— WHAT TO WORK ON —
Reproduce all records exactly.

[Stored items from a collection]
+ + + +

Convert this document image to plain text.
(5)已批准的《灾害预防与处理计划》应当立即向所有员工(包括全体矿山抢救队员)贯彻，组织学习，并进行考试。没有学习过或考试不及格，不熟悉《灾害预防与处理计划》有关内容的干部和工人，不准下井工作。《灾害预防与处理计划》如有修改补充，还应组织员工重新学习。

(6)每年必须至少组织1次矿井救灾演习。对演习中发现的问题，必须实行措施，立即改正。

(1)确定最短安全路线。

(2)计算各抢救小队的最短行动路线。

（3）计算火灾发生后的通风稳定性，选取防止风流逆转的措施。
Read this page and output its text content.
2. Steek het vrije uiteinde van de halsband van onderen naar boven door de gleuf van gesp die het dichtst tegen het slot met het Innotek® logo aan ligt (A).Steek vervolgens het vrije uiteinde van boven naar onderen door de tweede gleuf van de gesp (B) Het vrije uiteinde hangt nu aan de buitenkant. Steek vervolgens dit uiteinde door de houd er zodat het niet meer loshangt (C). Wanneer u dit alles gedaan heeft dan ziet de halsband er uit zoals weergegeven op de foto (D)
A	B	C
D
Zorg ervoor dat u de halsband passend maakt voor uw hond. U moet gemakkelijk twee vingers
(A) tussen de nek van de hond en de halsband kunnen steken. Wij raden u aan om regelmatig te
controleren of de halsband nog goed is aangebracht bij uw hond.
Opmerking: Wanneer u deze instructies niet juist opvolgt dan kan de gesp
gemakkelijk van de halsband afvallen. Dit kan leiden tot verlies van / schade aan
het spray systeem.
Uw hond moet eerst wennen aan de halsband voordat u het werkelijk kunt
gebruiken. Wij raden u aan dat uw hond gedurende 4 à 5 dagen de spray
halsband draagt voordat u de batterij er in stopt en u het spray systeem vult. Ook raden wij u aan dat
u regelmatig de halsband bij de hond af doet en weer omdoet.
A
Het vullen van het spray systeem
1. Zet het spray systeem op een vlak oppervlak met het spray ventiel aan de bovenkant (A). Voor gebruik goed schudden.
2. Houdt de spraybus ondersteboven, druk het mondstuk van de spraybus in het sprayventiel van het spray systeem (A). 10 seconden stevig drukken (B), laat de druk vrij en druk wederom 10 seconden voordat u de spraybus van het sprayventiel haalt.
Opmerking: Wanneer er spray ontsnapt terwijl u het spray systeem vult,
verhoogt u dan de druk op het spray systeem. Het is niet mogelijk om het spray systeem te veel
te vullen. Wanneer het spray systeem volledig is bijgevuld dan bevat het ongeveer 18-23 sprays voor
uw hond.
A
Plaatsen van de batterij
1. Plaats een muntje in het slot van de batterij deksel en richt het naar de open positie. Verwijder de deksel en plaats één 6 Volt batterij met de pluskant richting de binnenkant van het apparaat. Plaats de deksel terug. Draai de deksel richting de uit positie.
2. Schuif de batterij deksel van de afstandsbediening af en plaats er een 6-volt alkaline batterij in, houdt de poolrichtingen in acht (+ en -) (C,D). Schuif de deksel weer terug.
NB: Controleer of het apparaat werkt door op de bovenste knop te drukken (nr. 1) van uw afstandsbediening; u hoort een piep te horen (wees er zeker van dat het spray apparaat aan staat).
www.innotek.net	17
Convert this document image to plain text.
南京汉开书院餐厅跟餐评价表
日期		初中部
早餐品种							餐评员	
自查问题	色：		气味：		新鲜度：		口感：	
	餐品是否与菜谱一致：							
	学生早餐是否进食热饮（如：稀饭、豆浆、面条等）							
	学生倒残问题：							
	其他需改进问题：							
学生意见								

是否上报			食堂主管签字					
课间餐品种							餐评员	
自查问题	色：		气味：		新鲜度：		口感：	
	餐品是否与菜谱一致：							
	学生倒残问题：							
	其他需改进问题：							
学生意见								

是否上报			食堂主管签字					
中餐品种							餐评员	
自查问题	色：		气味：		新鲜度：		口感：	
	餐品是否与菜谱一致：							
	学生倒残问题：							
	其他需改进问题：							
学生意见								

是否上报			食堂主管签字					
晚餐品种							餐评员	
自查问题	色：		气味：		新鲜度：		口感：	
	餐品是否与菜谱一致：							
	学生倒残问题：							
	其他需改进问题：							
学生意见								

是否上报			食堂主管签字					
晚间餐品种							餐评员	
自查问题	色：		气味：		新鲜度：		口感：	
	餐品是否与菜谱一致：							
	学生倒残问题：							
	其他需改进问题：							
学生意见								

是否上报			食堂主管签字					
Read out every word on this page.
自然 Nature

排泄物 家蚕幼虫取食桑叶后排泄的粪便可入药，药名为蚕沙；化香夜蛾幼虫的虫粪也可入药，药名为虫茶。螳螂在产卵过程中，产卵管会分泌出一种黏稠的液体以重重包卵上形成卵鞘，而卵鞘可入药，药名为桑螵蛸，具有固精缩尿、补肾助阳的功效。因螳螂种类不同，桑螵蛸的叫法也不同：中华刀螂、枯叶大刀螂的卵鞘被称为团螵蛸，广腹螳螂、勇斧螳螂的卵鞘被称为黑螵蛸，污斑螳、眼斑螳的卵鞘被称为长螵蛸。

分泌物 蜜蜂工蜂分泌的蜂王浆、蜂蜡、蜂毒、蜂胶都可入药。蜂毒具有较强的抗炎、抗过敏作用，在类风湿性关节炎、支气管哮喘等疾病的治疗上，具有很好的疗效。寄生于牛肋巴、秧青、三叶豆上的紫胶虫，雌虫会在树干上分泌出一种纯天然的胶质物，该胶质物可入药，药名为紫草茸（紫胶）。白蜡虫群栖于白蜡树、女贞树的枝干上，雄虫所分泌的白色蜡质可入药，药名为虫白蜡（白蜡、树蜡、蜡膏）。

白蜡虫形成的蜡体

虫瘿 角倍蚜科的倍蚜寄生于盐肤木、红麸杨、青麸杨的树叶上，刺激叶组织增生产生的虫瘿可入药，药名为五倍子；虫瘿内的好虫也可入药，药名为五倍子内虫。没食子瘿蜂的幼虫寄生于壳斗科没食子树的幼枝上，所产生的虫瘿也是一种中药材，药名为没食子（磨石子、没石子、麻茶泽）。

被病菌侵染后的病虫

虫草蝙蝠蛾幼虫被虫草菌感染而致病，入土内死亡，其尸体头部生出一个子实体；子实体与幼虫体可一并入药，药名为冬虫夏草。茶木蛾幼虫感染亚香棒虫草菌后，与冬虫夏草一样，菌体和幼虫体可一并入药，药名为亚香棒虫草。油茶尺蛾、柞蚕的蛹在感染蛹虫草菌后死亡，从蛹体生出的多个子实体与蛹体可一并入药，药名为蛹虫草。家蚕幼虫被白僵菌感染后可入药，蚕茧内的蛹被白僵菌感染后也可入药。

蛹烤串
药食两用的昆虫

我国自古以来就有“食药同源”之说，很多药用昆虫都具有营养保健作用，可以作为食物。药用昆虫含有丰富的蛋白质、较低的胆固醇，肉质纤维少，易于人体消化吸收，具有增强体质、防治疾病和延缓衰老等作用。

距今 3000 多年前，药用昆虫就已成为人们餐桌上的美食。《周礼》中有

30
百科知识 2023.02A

+ + + +

— RIGHT ANSWER —
Convert this document image to plain text.
(5)已批准的《灾害预防与处理计划》应当立即向所有员工(包括全体矿山抢救队员)贯彻，组织学习，并进行考试。没有学习过或考试不及格，不熟悉《灾害预防与处理计划》有关内容的干部和工人，不准下井工作。《灾害预防与处理计划》如有修改补充，还应组织员工重新学习。

(6)每年必须至少组织1次矿井救灾演习。对演习中发现的问题，必须实行措施，立即改正。

(1)确定最短安全路线。

(2)计算各抢救小队的最短行动路线。

（3）计算火灾发生后的通风稳定性，选取防止风流逆转的措施。
Read this page and output its text content.
2. Steek het vrije uiteinde van de halsband van onderen naar boven door de gleuf van gesp die het dichtst tegen het slot met het Innotek® logo aan ligt (A).Steek vervolgens het vrije uiteinde van boven naar onderen door de tweede gleuf van de gesp (B) Het vrije uiteinde hangt nu aan de buitenkant. Steek vervolgens dit uiteinde door de houd er zodat het niet meer loshangt (C). Wanneer u dit alles gedaan heeft dan ziet de halsband er uit zoals weergegeven op de foto (D)
A	B	C
D
Zorg ervoor dat u de halsband passend maakt voor uw hond. U moet gemakkelijk twee vingers
(A) tussen de nek van de hond en de halsband kunnen steken. Wij raden u aan om regelmatig te
controleren of de halsband nog goed is aangebracht bij uw hond.
Opmerking: Wanneer u deze instructies niet juist opvolgt dan kan de gesp
gemakkelijk van de halsband afvallen. Dit kan leiden tot verlies van / schade aan
het spray systeem.
Uw hond moet eerst wennen aan de halsband voordat u het werkelijk kunt
gebruiken. Wij raden u aan dat uw hond gedurende 4 à 5 dagen de spray
halsband draagt voordat u de batterij er in stopt en u het spray systeem vult. Ook raden wij u aan dat
u regelmatig de halsband bij de hond af doet en weer omdoet.
A
Het vullen van het spray systeem
1. Zet het spray systeem op een vlak oppervlak met het spray ventiel aan de bovenkant (A). Voor gebruik goed schudden.
2. Houdt de spraybus ondersteboven, druk het mondstuk van de spraybus in het sprayventiel van het spray systeem (A). 10 seconden stevig drukken (B), laat de druk vrij en druk wederom 10 seconden voordat u de spraybus van het sprayventiel haalt.
Opmerking: Wanneer er spray ontsnapt terwijl u het spray systeem vult,
verhoogt u dan de druk op het spray systeem. Het is niet mogelijk om het spray systeem te veel
te vullen. Wanneer het spray systeem volledig is bijgevuld dan bevat het ongeveer 18-23 sprays voor
uw hond.
A
Plaatsen van de batterij
1. Plaats een muntje in het slot van de batterij deksel en richt het naar de open positie. Verwijder de deksel en plaats één 6 Volt batterij met de pluskant richting de binnenkant van het apparaat. Plaats de deksel terug. Draai de deksel richting de uit positie.
2. Schuif de batterij deksel van de afstandsbediening af en plaats er een 6-volt alkaline batterij in, houdt de poolrichtingen in acht (+ en -) (C,D). Schuif de deksel weer terug.
NB: Controleer of het apparaat werkt door op de bovenste knop te drukken (nr. 1) van uw afstandsbediening; u hoort een piep te horen (wees er zeker van dat het spray apparaat aan staat).
www.innotek.net	17
Convert this document image to plain text.
南京汉开书院餐厅跟餐评价表
日期		初中部
早餐品种							餐评员	
自查问题	色：		气味：		新鲜度：		口感：	
	餐品是否与菜谱一致：							
	学生早餐是否进食热饮（如：稀饭、豆浆、面条等）							
	学生倒残问题：							
	其他需改进问题：							
学生意见								

是否上报			食堂主管签字					
课间餐品种							餐评员	
自查问题	色：		气味：		新鲜度：		口感：	
	餐品是否与菜谱一致：							
	学生倒残问题：							
	其他需改进问题：							
学生意见								

是否上报			食堂主管签字					
中餐品种							餐评员	
自查问题	色：		气味：		新鲜度：		口感：	
	餐品是否与菜谱一致：							
	学生倒残问题：							
	其他需改进问题：							
学生意见								

是否上报			食堂主管签字					
晚餐品种							餐评员	
自查问题	色：		气味：		新鲜度：		口感：	
	餐品是否与菜谱一致：							
	学生倒残问题：							
	其他需改进问题：							
学生意见								

是否上报			食堂主管签字					
晚间餐品种							餐评员	
自查问题	色：		气味：		新鲜度：		口感：	
	餐品是否与菜谱一致：							
	学生倒残问题：							
	其他需改进问题：							
学生意见								

是否上报			食堂主管签字					
Read out every word on this page.
自然 Nature

排泄物 家蚕幼虫取食桑叶后排泄的粪便可入药，药名为蚕沙；化香夜蛾幼虫的虫粪也可入药，药名为虫茶。螳螂在产卵过程中，产卵管会分泌出一种黏稠的液体以重重包卵上形成卵鞘，而卵鞘可入药，药名为桑螵蛸，具有固精缩尿、补肾助阳的功效。因螳螂种类不同，桑螵蛸的叫法也不同：中华刀螂、枯叶大刀螂的卵鞘被称为团螵蛸，广腹螳螂、勇斧螳螂的卵鞘被称为黑螵蛸，污斑螳、眼斑螳的卵鞘被称为长螵蛸。

分泌物 蜜蜂工蜂分泌的蜂王浆、蜂蜡、蜂毒、蜂胶都可入药。蜂毒具有较强的抗炎、抗过敏作用，在类风湿性关节炎、支气管哮喘等疾病的治疗上，具有很好的疗效。寄生于牛肋巴、秧青、三叶豆上的紫胶虫，雌虫会在树干上分泌出一种纯天然的胶质物，该胶质物可入药，药名为紫草茸（紫胶）。白蜡虫群栖于白蜡树、女贞树的枝干上，雄虫所分泌的白色蜡质可入药，药名为虫白蜡（白蜡、树蜡、蜡膏）。

白蜡虫形成的蜡体

虫瘿 角倍蚜科的倍蚜寄生于盐肤木、红麸杨、青麸杨的树叶上，刺激叶组织增生产生的虫瘿可入药，药名为五倍子；虫瘿内的好虫也可入药，药名为五倍子内虫。没食子瘿蜂的幼虫寄生于壳斗科没食子树的幼枝上，所产生的虫瘿也是一种中药材，药名为没食子（磨石子、没石子、麻茶泽）。

被病菌侵染后的病虫

虫草蝙蝠蛾幼虫被虫草菌感染而致病，入土内死亡，其尸体头部生出一个子实体；子实体与幼虫体可一并入药，药名为冬虫夏草。茶木蛾幼虫感染亚香棒虫草菌后，与冬虫夏草一样，菌体和幼虫体可一并入药，药名为亚香棒虫草。油茶尺蛾、柞蚕的蛹在感染蛹虫草菌后死亡，从蛹体生出的多个子实体与蛹体可一并入药，药名为蛹虫草。家蚕幼虫被白僵菌感染后可入药，蚕茧内的蛹被白僵菌感染后也可入药。

蛹烤串
药食两用的昆虫

我国自古以来就有“食药同源”之说，很多药用昆虫都具有营养保健作用，可以作为食物。药用昆虫含有丰富的蛋白质、较低的胆固醇，肉质纤维少，易于人体消化吸收，具有增强体质、防治疾病和延缓衰老等作用。

距今 3000 多年前，药用昆虫就已成为人们餐桌上的美食。《周礼》中有

30
百科知识 2023.02A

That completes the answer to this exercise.